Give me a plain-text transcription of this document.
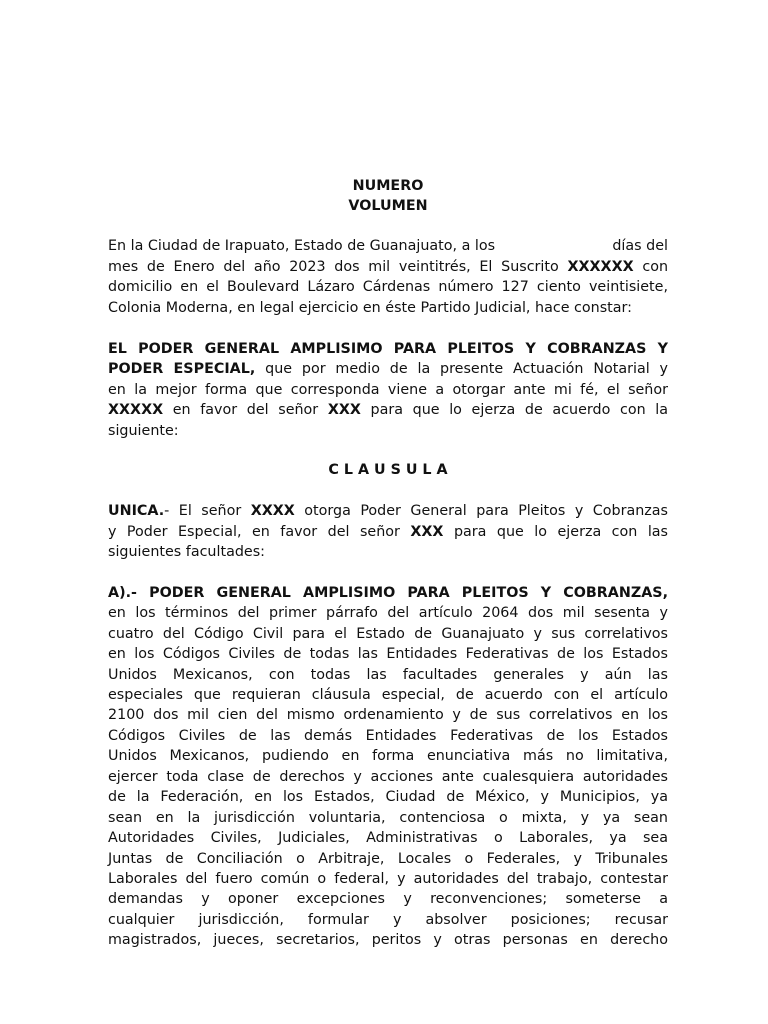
NUMERO
VOLUMEN
En la Ciudad de Irapuato, Estado de Guanajuato, a los	días del
mes de Enero del año 2023 dos mil veintitrés, El Suscrito XXXXXX con
domicilio en el Boulevard Lázaro Cárdenas número 127 ciento veintisiete,
Colonia Moderna, en legal ejercicio en éste Partido Judicial, hace constar:
EL PODER GENERAL AMPLISIMO PARA PLEITOS Y COBRANZAS Y
PODER ESPECIAL, que por medio de la presente Actuación Notarial y
en la mejor forma que corresponda viene a otorgar ante mi fé, el señor
XXXXX en favor del señor XXX para que lo ejerza de acuerdo con la
siguiente:
C L A U S U L A
UNICA.- El señor XXXX otorga Poder General para Pleitos y Cobranzas
y Poder Especial, en favor del señor XXX para que lo ejerza con las
siguientes facultades:
A).- PODER GENERAL AMPLISIMO PARA PLEITOS Y COBRANZAS,
en los términos del primer párrafo del artículo 2064 dos mil sesenta y
cuatro del Código Civil para el Estado de Guanajuato y sus correlativos
en los Códigos Civiles de todas las Entidades Federativas de los Estados
Unidos Mexicanos, con todas las facultades generales y aún las
especiales que requieran cláusula especial, de acuerdo con el artículo
2100 dos mil cien del mismo ordenamiento y de sus correlativos en los
Códigos Civiles de las demás Entidades Federativas de los Estados
Unidos Mexicanos, pudiendo en forma enunciativa más no limitativa,
ejercer toda clase de derechos y acciones ante cualesquiera autoridades
de la Federación, en los Estados, Ciudad de México, y Municipios, ya
sean en la jurisdicción voluntaria, contenciosa o mixta, y ya sean
Autoridades Civiles, Judiciales, Administrativas o Laborales, ya sea
Juntas de Conciliación o Arbitraje, Locales o Federales, y Tribunales
Laborales del fuero común o federal, y autoridades del trabajo, contestar
demandas y oponer excepciones y reconvenciones; someterse a
cualquier jurisdicción, formular y absolver posiciones; recusar
magistrados, jueces, secretarios, peritos y otras personas en derecho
##########
## Your objective
All preceding records should be duplicated verbatim, images excepted.

## Written solution
Give me a plain-text transcription of this document.
NUMERO
VOLUMEN
En la Ciudad de Irapuato, Estado de Guanajuato, a los	días del
mes de Enero del año 2023 dos mil veintitrés, El Suscrito XXXXXX con
domicilio en el Boulevard Lázaro Cárdenas número 127 ciento veintisiete,
Colonia Moderna, en legal ejercicio en éste Partido Judicial, hace constar:
EL PODER GENERAL AMPLISIMO PARA PLEITOS Y COBRANZAS Y
PODER ESPECIAL, que por medio de la presente Actuación Notarial y
en la mejor forma que corresponda viene a otorgar ante mi fé, el señor
XXXXX en favor del señor XXX para que lo ejerza de acuerdo con la
siguiente:
C L A U S U L A
UNICA.- El señor XXXX otorga Poder General para Pleitos y Cobranzas
y Poder Especial, en favor del señor XXX para que lo ejerza con las
siguientes facultades:
A).- PODER GENERAL AMPLISIMO PARA PLEITOS Y COBRANZAS,
en los términos del primer párrafo del artículo 2064 dos mil sesenta y
cuatro del Código Civil para el Estado de Guanajuato y sus correlativos
en los Códigos Civiles de todas las Entidades Federativas de los Estados
Unidos Mexicanos, con todas las facultades generales y aún las
especiales que requieran cláusula especial, de acuerdo con el artículo
2100 dos mil cien del mismo ordenamiento y de sus correlativos en los
Códigos Civiles de las demás Entidades Federativas de los Estados
Unidos Mexicanos, pudiendo en forma enunciativa más no limitativa,
ejercer toda clase de derechos y acciones ante cualesquiera autoridades
de la Federación, en los Estados, Ciudad de México, y Municipios, ya
sean en la jurisdicción voluntaria, contenciosa o mixta, y ya sean
Autoridades Civiles, Judiciales, Administrativas o Laborales, ya sea
Juntas de Conciliación o Arbitraje, Locales o Federales, y Tribunales
Laborales del fuero común o federal, y autoridades del trabajo, contestar
demandas y oponer excepciones y reconvenciones; someterse a
cualquier jurisdicción, formular y absolver posiciones; recusar
magistrados, jueces, secretarios, peritos y otras personas en derecho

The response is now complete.